What you have to do ▸
Below are entries; tally how many lines hold the string "MunafaSutra" and answer with only that figure.

++++++++++++++++++++

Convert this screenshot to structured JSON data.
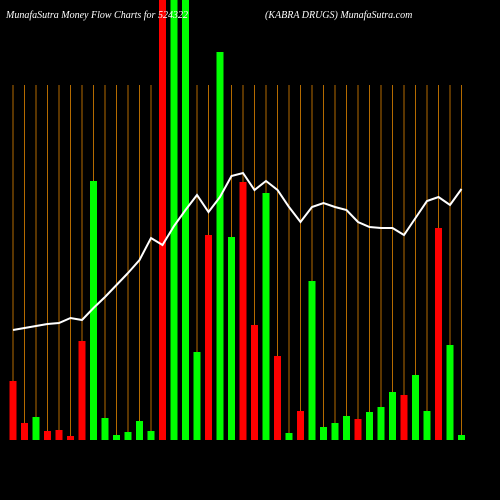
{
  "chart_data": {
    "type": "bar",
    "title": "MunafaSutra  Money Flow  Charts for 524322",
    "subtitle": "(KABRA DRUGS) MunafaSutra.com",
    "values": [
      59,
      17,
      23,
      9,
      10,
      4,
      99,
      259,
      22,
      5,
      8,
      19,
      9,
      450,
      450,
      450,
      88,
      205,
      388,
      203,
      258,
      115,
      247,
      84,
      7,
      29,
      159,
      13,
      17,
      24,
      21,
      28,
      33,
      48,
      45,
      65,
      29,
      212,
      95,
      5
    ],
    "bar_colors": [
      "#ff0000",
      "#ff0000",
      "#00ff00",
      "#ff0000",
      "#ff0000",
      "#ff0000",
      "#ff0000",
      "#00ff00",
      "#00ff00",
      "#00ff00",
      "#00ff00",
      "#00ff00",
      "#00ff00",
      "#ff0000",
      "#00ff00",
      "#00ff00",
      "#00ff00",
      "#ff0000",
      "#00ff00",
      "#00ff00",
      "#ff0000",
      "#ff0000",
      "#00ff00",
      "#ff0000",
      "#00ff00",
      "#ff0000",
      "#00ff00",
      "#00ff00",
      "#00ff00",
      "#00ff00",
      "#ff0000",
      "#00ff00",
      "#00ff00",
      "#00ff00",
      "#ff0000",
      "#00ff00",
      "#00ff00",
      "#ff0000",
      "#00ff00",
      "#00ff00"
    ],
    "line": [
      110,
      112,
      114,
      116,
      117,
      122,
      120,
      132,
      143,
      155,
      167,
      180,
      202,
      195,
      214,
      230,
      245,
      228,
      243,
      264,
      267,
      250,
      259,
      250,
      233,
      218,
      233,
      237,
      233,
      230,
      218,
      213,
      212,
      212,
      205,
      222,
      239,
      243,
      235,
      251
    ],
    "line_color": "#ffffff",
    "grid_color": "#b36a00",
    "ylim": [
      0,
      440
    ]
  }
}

++++++++++++++++++++

Task solution ▸
2